# [SUPPLIED INFORMATION]
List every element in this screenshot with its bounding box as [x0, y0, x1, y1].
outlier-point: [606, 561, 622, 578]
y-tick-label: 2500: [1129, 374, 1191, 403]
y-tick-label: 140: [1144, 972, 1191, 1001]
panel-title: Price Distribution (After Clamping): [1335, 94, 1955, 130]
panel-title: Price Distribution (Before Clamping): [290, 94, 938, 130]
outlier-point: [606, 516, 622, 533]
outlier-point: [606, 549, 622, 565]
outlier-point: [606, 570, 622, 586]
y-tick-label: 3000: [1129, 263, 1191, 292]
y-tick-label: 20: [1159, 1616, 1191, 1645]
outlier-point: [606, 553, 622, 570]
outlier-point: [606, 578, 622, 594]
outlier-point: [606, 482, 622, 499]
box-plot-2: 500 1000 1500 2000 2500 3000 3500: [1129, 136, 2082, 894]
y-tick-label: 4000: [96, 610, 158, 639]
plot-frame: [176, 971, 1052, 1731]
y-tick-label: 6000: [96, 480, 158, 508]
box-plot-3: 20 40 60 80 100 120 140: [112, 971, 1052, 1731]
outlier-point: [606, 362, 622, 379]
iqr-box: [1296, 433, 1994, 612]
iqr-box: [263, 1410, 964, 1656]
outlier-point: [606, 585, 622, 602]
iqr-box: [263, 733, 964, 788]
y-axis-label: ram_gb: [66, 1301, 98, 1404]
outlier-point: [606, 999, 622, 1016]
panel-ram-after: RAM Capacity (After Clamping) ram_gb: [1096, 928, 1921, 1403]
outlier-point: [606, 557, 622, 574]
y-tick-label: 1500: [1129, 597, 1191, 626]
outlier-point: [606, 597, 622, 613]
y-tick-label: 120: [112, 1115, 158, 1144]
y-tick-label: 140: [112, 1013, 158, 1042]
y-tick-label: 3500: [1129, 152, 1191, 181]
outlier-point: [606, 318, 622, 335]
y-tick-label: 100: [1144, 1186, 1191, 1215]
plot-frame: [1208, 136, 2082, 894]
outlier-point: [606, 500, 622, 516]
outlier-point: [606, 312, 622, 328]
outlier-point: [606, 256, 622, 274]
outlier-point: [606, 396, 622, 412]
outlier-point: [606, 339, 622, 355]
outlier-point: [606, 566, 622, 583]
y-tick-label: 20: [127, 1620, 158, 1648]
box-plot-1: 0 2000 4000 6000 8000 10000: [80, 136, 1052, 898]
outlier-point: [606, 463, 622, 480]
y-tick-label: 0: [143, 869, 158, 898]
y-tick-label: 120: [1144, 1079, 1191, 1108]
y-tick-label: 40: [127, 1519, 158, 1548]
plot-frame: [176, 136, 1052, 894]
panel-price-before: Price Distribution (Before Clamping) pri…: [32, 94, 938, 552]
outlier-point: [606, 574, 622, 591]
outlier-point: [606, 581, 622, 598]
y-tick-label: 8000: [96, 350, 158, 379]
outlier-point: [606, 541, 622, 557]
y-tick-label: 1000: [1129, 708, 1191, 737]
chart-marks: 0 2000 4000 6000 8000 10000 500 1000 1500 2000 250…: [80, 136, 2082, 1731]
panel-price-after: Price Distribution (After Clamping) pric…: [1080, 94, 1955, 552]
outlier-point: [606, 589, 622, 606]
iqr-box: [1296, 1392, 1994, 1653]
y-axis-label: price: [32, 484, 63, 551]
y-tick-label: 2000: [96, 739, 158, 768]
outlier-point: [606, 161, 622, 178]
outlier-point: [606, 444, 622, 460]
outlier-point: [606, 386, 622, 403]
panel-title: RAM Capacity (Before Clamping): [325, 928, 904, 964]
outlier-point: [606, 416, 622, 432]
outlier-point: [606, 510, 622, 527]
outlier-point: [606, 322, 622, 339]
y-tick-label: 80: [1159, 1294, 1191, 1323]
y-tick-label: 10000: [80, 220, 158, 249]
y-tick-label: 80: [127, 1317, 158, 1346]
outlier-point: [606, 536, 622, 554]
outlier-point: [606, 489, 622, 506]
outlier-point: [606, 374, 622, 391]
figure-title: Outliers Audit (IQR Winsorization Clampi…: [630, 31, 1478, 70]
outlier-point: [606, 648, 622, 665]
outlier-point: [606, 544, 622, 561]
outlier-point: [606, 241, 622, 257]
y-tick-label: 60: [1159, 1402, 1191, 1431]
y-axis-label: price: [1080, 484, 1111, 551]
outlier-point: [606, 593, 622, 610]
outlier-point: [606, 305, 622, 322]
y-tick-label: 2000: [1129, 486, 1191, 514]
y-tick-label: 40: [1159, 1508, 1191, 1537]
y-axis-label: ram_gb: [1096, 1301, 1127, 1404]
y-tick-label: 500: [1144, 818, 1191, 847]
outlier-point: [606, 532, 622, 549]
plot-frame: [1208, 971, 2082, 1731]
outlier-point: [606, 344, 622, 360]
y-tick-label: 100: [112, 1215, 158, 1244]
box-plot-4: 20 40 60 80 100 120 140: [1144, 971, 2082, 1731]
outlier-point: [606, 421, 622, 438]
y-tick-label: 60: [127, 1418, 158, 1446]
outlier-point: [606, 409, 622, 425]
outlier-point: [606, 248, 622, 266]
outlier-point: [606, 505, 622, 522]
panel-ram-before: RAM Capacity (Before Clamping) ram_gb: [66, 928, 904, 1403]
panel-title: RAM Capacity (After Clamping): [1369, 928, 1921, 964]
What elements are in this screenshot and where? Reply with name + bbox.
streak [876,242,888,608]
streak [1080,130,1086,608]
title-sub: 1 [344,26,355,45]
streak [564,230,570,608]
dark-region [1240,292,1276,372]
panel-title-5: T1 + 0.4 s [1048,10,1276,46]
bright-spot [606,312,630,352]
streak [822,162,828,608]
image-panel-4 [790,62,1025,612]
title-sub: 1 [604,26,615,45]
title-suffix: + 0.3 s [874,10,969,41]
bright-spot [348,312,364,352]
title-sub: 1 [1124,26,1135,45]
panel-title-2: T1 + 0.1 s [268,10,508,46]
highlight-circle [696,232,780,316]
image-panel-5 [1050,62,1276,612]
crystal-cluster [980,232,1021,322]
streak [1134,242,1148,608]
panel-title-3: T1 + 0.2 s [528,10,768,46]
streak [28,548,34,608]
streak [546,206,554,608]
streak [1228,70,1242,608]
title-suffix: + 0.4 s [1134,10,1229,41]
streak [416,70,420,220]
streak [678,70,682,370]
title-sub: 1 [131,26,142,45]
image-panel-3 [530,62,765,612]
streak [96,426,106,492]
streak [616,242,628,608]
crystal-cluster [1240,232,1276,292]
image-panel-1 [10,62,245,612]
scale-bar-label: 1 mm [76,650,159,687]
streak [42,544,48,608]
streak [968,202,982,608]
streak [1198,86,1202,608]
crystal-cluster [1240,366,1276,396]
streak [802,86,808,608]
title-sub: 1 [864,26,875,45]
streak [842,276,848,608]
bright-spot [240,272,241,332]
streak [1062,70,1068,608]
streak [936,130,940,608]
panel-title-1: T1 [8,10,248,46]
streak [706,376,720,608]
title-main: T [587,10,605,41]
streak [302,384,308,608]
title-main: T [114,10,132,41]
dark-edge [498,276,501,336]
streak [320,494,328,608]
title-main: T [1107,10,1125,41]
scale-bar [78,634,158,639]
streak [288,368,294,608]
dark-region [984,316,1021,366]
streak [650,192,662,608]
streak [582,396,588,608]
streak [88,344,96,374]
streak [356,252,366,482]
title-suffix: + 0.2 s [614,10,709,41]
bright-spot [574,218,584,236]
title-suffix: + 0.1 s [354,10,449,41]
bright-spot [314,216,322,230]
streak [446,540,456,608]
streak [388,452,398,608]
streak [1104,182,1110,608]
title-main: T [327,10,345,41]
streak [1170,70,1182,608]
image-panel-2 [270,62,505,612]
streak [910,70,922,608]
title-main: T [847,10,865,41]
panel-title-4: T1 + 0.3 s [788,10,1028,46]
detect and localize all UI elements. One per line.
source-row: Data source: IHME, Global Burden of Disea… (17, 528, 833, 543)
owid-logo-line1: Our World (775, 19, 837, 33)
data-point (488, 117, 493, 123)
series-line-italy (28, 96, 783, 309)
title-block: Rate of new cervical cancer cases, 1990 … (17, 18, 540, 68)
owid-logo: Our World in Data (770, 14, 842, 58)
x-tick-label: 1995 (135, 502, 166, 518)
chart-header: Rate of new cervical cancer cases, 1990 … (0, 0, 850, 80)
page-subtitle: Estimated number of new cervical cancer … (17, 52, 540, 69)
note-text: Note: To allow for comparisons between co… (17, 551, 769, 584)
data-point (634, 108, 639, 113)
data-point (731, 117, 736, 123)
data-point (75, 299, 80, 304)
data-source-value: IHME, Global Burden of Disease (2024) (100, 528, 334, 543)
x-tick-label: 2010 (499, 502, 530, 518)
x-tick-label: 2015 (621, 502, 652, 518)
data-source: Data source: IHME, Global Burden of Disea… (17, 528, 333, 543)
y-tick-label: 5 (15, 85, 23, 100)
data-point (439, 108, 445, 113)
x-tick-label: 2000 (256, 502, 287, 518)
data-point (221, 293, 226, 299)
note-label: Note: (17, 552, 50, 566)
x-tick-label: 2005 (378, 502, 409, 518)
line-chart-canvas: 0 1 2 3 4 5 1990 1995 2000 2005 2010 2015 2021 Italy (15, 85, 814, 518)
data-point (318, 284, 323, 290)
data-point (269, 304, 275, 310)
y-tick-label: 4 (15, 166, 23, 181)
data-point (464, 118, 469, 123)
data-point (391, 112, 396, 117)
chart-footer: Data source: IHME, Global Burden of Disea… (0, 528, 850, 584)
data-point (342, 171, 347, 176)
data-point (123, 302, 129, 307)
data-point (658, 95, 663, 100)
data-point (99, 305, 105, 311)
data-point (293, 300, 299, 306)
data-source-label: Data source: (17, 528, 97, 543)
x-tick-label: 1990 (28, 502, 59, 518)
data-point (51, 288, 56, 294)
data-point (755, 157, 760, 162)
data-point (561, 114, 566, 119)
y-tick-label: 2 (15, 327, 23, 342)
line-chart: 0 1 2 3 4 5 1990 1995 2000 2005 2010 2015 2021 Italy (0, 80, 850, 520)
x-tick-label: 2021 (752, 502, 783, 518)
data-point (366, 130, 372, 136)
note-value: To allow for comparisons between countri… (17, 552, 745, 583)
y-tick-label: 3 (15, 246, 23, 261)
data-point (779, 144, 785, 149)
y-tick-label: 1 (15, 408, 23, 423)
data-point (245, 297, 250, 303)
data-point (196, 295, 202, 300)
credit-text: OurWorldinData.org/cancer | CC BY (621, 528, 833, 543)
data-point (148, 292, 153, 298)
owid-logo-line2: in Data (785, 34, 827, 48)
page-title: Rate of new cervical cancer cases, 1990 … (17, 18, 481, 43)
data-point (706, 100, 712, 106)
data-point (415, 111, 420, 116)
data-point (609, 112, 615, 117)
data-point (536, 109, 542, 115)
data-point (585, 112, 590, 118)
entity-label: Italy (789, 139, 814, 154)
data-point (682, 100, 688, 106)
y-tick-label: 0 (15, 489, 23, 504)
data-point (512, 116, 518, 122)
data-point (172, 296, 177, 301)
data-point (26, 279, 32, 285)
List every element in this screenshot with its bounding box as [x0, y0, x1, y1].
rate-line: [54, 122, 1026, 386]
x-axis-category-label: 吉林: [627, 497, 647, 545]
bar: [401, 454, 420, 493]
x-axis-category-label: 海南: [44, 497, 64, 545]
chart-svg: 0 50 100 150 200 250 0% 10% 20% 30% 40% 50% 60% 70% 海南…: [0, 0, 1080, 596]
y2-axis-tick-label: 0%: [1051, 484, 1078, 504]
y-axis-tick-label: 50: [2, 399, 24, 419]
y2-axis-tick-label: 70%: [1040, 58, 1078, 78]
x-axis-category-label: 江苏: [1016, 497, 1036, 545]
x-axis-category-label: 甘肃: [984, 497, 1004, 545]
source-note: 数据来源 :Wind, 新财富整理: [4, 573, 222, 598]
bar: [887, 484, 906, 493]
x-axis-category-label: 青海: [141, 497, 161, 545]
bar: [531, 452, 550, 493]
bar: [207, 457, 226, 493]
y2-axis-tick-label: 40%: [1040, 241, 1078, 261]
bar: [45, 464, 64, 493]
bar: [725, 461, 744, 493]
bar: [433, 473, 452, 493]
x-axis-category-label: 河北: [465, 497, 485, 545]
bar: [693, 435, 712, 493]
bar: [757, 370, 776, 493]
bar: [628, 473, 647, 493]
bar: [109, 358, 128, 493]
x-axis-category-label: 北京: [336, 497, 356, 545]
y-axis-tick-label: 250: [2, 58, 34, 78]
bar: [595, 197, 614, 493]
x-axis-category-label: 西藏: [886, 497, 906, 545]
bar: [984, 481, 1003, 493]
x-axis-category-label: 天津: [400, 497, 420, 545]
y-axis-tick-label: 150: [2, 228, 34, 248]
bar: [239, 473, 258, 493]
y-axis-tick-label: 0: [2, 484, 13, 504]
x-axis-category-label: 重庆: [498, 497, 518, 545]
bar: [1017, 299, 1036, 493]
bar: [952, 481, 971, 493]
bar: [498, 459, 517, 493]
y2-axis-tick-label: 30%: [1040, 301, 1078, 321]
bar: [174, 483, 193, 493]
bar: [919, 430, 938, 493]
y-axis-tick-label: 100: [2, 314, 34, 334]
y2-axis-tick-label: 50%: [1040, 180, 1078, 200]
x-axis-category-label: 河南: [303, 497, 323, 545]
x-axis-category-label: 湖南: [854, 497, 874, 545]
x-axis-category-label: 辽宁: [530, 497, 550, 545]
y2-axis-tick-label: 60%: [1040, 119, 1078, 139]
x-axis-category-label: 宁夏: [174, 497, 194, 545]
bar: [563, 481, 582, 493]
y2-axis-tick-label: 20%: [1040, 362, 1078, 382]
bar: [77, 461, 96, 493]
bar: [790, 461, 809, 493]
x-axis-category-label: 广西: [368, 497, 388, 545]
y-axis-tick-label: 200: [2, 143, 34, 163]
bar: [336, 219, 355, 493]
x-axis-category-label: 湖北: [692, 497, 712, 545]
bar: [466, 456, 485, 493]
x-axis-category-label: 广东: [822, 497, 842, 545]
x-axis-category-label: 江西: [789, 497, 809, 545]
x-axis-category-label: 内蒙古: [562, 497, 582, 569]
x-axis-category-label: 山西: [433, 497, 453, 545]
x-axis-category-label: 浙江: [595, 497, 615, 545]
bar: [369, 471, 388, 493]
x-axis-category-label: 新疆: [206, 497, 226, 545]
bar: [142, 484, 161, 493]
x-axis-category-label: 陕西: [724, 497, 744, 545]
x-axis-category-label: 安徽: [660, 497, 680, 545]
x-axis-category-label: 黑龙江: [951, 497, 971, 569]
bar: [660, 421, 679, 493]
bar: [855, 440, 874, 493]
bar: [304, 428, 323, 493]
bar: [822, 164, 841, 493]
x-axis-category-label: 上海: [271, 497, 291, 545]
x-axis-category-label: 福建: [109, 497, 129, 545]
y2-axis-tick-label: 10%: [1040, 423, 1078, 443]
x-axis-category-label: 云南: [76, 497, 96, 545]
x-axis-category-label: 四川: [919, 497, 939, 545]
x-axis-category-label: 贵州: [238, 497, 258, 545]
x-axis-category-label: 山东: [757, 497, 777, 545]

# [GIVEN REQUEST]
Recast the records from their first line through the line containing "y-tick-label: 4000: [96, 610, 158, 639]", both included, as a Markdown table with the columns Row and Content. Number each line, and leave out blank lines.

# [TASK OUTPUT]
| Row | Content |
|---|---|
| 1 | List every element in this screenshot with its bounding box as [x0, y0, x1, y1]. |
| 2 | outlier-point: [606, 561, 622, 578] |
| 3 | y-tick-label: 2500: [1129, 374, 1191, 403] |
| 4 | y-tick-label: 140: [1144, 972, 1191, 1001] |
| 5 | panel-title: Price Distribution (After Clamping): [1335, 94, 1955, 130] |
| 6 | panel-title: Price Distribution (Before Clamping): [290, 94, 938, 130] |
| 7 | outlier-point: [606, 516, 622, 533] |
| 8 | outlier-point: [606, 549, 622, 565] |
| 9 | outlier-point: [606, 570, 622, 586] |
| 10 | y-tick-label: 3000: [1129, 263, 1191, 292] |
| 11 | y-tick-label: 20: [1159, 1616, 1191, 1645] |
| 12 | outlier-point: [606, 553, 622, 570] |
| 13 | outlier-point: [606, 578, 622, 594] |
| 14 | outlier-point: [606, 482, 622, 499] |
| 15 | box-plot-2: 500 1000 1500 2000 2500 3000 3500: [1129, 136, 2082, 894] |
| 16 | y-tick-label: 4000: [96, 610, 158, 639] |